--- ENTRIES ---

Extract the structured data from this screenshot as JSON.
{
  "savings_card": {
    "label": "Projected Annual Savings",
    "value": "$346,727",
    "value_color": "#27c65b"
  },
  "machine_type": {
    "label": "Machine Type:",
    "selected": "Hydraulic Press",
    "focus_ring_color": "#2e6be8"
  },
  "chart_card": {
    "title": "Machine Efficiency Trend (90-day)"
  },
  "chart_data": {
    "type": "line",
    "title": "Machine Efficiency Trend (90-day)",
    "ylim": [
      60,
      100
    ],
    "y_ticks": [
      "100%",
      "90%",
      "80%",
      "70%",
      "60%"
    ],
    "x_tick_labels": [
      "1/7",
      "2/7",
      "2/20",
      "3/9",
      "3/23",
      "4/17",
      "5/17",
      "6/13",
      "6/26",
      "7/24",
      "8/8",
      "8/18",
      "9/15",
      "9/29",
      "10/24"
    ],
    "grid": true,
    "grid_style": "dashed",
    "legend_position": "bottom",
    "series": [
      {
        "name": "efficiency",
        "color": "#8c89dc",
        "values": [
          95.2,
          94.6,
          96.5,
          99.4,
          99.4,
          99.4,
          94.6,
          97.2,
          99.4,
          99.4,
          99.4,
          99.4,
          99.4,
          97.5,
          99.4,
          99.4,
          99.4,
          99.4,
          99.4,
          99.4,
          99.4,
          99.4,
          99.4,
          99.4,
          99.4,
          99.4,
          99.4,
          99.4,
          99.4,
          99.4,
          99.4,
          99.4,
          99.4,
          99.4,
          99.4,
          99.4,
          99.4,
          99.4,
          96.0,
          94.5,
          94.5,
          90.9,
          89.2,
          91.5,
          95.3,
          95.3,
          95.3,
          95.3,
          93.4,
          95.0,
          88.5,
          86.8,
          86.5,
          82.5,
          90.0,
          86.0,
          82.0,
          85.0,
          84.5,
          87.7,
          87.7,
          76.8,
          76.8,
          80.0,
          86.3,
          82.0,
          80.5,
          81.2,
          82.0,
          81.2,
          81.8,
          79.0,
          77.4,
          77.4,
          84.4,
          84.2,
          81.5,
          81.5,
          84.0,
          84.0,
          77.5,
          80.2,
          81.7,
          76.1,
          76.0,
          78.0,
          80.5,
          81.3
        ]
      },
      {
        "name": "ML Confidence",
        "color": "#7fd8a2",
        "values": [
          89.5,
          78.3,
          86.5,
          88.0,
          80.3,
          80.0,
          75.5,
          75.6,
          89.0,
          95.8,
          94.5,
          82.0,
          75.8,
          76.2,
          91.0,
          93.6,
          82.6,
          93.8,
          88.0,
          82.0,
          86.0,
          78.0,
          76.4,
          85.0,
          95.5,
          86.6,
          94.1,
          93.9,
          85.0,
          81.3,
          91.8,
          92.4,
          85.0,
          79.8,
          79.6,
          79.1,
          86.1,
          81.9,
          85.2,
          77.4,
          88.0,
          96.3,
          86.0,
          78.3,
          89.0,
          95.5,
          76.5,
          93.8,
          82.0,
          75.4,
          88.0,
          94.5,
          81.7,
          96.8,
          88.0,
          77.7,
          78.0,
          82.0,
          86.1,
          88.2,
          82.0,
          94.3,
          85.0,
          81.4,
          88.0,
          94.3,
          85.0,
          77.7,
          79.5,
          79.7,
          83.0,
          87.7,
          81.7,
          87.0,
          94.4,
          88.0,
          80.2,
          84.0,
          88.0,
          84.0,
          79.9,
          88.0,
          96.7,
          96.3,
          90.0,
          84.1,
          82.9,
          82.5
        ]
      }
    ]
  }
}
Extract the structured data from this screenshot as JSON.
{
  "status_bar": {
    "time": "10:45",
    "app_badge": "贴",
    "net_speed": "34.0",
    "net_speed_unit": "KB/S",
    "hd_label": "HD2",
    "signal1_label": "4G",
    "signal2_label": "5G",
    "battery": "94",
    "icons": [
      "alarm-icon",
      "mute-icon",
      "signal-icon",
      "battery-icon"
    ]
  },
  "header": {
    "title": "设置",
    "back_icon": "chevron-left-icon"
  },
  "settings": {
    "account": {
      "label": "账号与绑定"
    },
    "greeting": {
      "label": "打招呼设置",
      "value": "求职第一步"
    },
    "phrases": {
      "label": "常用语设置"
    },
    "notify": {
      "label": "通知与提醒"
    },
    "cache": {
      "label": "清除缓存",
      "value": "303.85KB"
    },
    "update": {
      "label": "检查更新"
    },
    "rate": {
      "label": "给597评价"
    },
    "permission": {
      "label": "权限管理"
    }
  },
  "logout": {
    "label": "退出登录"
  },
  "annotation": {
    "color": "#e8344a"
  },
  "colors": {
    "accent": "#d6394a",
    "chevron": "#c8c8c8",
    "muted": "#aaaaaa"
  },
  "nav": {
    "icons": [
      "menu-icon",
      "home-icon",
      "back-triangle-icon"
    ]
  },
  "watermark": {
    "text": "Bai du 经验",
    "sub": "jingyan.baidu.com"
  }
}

---

DIRECTIONS FOR THIS TASK:
Repeat the records exactly, including every line.

SOLUTION TO THE EXERCISE:
Extract the structured data from this screenshot as JSON.
{
  "savings_card": {
    "label": "Projected Annual Savings",
    "value": "$346,727",
    "value_color": "#27c65b"
  },
  "machine_type": {
    "label": "Machine Type:",
    "selected": "Hydraulic Press",
    "focus_ring_color": "#2e6be8"
  },
  "chart_card": {
    "title": "Machine Efficiency Trend (90-day)"
  },
  "chart_data": {
    "type": "line",
    "title": "Machine Efficiency Trend (90-day)",
    "ylim": [
      60,
      100
    ],
    "y_ticks": [
      "100%",
      "90%",
      "80%",
      "70%",
      "60%"
    ],
    "x_tick_labels": [
      "1/7",
      "2/7",
      "2/20",
      "3/9",
      "3/23",
      "4/17",
      "5/17",
      "6/13",
      "6/26",
      "7/24",
      "8/8",
      "8/18",
      "9/15",
      "9/29",
      "10/24"
    ],
    "grid": true,
    "grid_style": "dashed",
    "legend_position": "bottom",
    "series": [
      {
        "name": "efficiency",
        "color": "#8c89dc",
        "values": [
          95.2,
          94.6,
          96.5,
          99.4,
          99.4,
          99.4,
          94.6,
          97.2,
          99.4,
          99.4,
          99.4,
          99.4,
          99.4,
          97.5,
          99.4,
          99.4,
          99.4,
          99.4,
          99.4,
          99.4,
          99.4,
          99.4,
          99.4,
          99.4,
          99.4,
          99.4,
          99.4,
          99.4,
          99.4,
          99.4,
          99.4,
          99.4,
          99.4,
          99.4,
          99.4,
          99.4,
          99.4,
          99.4,
          96.0,
          94.5,
          94.5,
          90.9,
          89.2,
          91.5,
          95.3,
          95.3,
          95.3,
          95.3,
          93.4,
          95.0,
          88.5,
          86.8,
          86.5,
          82.5,
          90.0,
          86.0,
          82.0,
          85.0,
          84.5,
          87.7,
          87.7,
          76.8,
          76.8,
          80.0,
          86.3,
          82.0,
          80.5,
          81.2,
          82.0,
          81.2,
          81.8,
          79.0,
          77.4,
          77.4,
          84.4,
          84.2,
          81.5,
          81.5,
          84.0,
          84.0,
          77.5,
          80.2,
          81.7,
          76.1,
          76.0,
          78.0,
          80.5,
          81.3
        ]
      },
      {
        "name": "ML Confidence",
        "color": "#7fd8a2",
        "values": [
          89.5,
          78.3,
          86.5,
          88.0,
          80.3,
          80.0,
          75.5,
          75.6,
          89.0,
          95.8,
          94.5,
          82.0,
          75.8,
          76.2,
          91.0,
          93.6,
          82.6,
          93.8,
          88.0,
          82.0,
          86.0,
          78.0,
          76.4,
          85.0,
          95.5,
          86.6,
          94.1,
          93.9,
          85.0,
          81.3,
          91.8,
          92.4,
          85.0,
          79.8,
          79.6,
          79.1,
          86.1,
          81.9,
          85.2,
          77.4,
          88.0,
          96.3,
          86.0,
          78.3,
          89.0,
          95.5,
          76.5,
          93.8,
          82.0,
          75.4,
          88.0,
          94.5,
          81.7,
          96.8,
          88.0,
          77.7,
          78.0,
          82.0,
          86.1,
          88.2,
          82.0,
          94.3,
          85.0,
          81.4,
          88.0,
          94.3,
          85.0,
          77.7,
          79.5,
          79.7,
          83.0,
          87.7,
          81.7,
          87.0,
          94.4,
          88.0,
          80.2,
          84.0,
          88.0,
          84.0,
          79.9,
          88.0,
          96.7,
          96.3,
          90.0,
          84.1,
          82.9,
          82.5
        ]
      }
    ]
  }
}
Extract the structured data from this screenshot as JSON.
{
  "status_bar": {
    "time": "10:45",
    "app_badge": "贴",
    "net_speed": "34.0",
    "net_speed_unit": "KB/S",
    "hd_label": "HD2",
    "signal1_label": "4G",
    "signal2_label": "5G",
    "battery": "94",
    "icons": [
      "alarm-icon",
      "mute-icon",
      "signal-icon",
      "battery-icon"
    ]
  },
  "header": {
    "title": "设置",
    "back_icon": "chevron-left-icon"
  },
  "settings": {
    "account": {
      "label": "账号与绑定"
    },
    "greeting": {
      "label": "打招呼设置",
      "value": "求职第一步"
    },
    "phrases": {
      "label": "常用语设置"
    },
    "notify": {
      "label": "通知与提醒"
    },
    "cache": {
      "label": "清除缓存",
      "value": "303.85KB"
    },
    "update": {
      "label": "检查更新"
    },
    "rate": {
      "label": "给597评价"
    },
    "permission": {
      "label": "权限管理"
    }
  },
  "logout": {
    "label": "退出登录"
  },
  "annotation": {
    "color": "#e8344a"
  },
  "colors": {
    "accent": "#d6394a",
    "chevron": "#c8c8c8",
    "muted": "#aaaaaa"
  },
  "nav": {
    "icons": [
      "menu-icon",
      "home-icon",
      "back-triangle-icon"
    ]
  },
  "watermark": {
    "text": "Bai du 经验",
    "sub": "jingyan.baidu.com"
  }
}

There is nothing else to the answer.